WRITTEN PROBLEM —
Output as a JSON list of strings the lines of the entries beginning with the line that contains "- puzzle-block: [683, 1143, 727, 1180]" and continuing through the line that contains "- puzzle-block: [885, 631, 946, 687]", one string per line, with blank lines omitted.

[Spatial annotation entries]
— START —

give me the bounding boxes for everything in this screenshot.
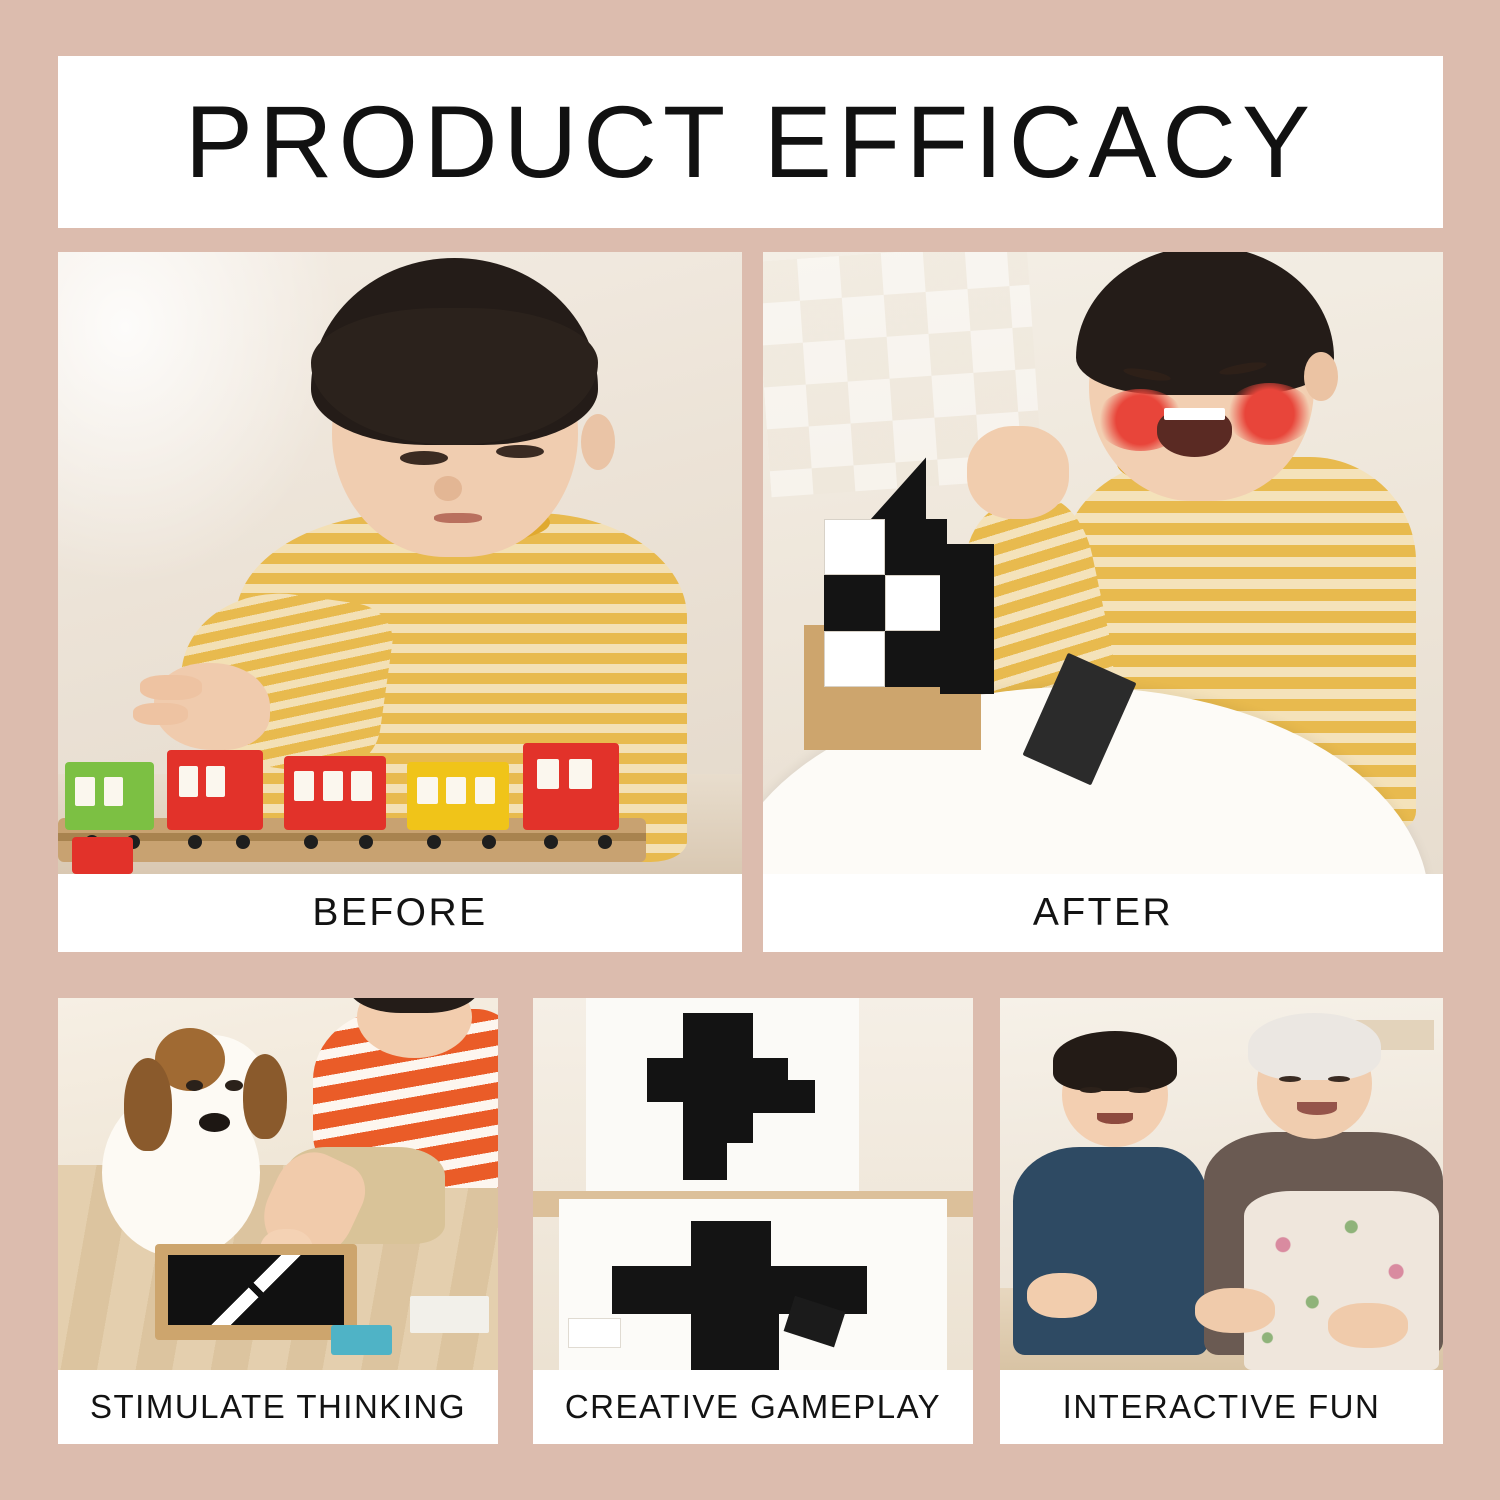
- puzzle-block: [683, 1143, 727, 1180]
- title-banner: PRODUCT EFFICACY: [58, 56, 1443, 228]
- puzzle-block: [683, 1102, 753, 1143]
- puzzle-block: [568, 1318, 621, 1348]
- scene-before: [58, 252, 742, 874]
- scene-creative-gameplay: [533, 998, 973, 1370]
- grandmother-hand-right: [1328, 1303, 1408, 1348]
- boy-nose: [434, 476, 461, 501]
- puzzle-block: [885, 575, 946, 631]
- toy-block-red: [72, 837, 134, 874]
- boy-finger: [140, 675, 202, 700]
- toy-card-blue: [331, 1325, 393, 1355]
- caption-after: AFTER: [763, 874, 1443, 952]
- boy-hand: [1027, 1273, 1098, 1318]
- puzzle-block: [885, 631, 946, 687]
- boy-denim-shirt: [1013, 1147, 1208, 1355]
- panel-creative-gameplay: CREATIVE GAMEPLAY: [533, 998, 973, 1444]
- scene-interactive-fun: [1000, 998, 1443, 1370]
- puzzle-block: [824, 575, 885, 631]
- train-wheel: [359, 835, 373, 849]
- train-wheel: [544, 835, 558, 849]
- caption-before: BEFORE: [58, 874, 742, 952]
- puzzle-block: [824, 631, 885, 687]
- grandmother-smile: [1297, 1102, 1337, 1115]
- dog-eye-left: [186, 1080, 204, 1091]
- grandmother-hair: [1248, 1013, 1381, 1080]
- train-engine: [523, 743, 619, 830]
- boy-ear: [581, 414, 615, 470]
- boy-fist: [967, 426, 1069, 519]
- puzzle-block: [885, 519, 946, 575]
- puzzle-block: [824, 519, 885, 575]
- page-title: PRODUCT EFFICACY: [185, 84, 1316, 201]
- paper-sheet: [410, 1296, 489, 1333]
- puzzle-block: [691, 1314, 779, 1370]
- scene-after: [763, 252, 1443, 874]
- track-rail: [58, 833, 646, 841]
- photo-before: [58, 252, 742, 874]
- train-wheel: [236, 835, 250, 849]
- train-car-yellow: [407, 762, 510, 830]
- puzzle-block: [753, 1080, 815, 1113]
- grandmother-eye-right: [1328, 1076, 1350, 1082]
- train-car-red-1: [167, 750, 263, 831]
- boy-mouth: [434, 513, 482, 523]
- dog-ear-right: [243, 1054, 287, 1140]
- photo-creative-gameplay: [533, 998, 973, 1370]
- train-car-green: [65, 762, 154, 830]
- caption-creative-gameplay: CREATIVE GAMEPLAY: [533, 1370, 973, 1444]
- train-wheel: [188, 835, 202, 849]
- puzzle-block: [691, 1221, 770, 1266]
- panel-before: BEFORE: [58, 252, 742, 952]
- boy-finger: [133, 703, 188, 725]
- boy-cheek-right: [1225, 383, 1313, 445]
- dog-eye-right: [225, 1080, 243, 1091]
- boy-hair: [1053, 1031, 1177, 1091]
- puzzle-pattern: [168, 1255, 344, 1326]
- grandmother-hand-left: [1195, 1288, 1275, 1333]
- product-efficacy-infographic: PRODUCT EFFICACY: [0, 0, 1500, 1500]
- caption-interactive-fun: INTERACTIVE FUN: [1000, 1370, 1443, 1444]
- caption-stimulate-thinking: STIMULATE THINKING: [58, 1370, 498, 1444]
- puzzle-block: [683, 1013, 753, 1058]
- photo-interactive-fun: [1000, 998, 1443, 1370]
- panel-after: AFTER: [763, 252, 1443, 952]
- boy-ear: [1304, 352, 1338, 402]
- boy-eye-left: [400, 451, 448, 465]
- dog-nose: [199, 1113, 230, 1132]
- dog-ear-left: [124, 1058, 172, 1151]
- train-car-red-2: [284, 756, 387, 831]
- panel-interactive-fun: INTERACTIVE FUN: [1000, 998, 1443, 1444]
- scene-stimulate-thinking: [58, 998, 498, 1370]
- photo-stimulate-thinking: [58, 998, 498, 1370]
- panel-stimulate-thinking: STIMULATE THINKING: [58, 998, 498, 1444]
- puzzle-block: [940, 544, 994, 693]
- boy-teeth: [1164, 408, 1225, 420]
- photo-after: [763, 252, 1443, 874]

— END —

FULL RESPONSE —
[
  "- puzzle-block: [683, 1143, 727, 1180]",
  "- title-banner: PRODUCT EFFICACY: [58, 56, 1443, 228]",
  "- puzzle-block: [683, 1102, 753, 1143]",
  "- puzzle-block: [568, 1318, 621, 1348]",
  "- scene-before: [58, 252, 742, 874]",
  "- scene-creative-gameplay: [533, 998, 973, 1370]",
  "- grandmother-hand-right: [1328, 1303, 1408, 1348]",
  "- boy-nose: [434, 476, 461, 501]",
  "- puzzle-block: [885, 575, 946, 631]",
  "- toy-block-red: [72, 837, 134, 874]",
  "- boy-finger: [140, 675, 202, 700]",
  "- toy-card-blue: [331, 1325, 393, 1355]",
  "- caption-after: AFTER: [763, 874, 1443, 952]",
  "- boy-hand: [1027, 1273, 1098, 1318]",
  "- puzzle-block: [885, 631, 946, 687]"
]